=== What is required ===
Images embedded in the records are excluded; print everything else exactly as given.
** start Provided information **
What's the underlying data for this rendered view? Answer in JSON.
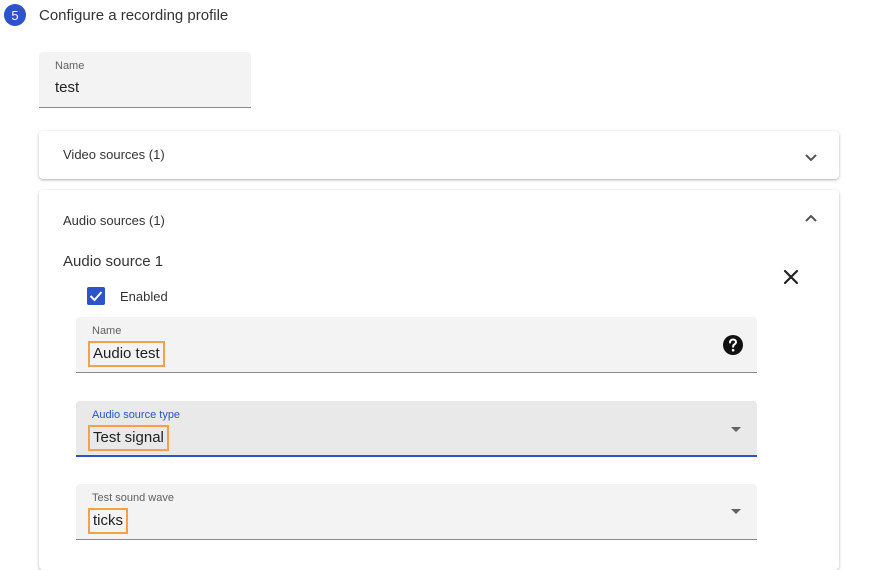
{
  "step": {
    "number": "5",
    "title": "Configure a recording profile"
  },
  "profile_name": {
    "label": "Name",
    "value": "test"
  },
  "video_panel": {
    "title": "Video sources (1)"
  },
  "audio_panel": {
    "title": "Audio sources (1)"
  },
  "audio_source": {
    "heading": "Audio source 1",
    "enabled_label": "Enabled",
    "name_label": "Name",
    "name_value": "Audio test",
    "type_label": "Audio source type",
    "type_value": "Test signal",
    "wave_label": "Test sound wave",
    "wave_value": "ticks"
  },
  "colors": {
    "accent": "#2e52c7",
    "highlight": "#f5a04a"
  },
  "icons": [
    "chevron-down-icon",
    "chevron-up-icon",
    "close-icon",
    "check-icon",
    "help-icon",
    "dropdown-caret-icon"
  ]
}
** end Provided information **
=== Task result ===
What's the underlying data for this rendered view? Answer in JSON.
{
  "step": {
    "number": "5",
    "title": "Configure a recording profile"
  },
  "profile_name": {
    "label": "Name",
    "value": "test"
  },
  "video_panel": {
    "title": "Video sources (1)"
  },
  "audio_panel": {
    "title": "Audio sources (1)"
  },
  "audio_source": {
    "heading": "Audio source 1",
    "enabled_label": "Enabled",
    "name_label": "Name",
    "name_value": "Audio test",
    "type_label": "Audio source type",
    "type_value": "Test signal",
    "wave_label": "Test sound wave",
    "wave_value": "ticks"
  },
  "colors": {
    "accent": "#2e52c7",
    "highlight": "#f5a04a"
  },
  "icons": [
    "chevron-down-icon",
    "chevron-up-icon",
    "close-icon",
    "check-icon",
    "help-icon",
    "dropdown-caret-icon"
  ]
}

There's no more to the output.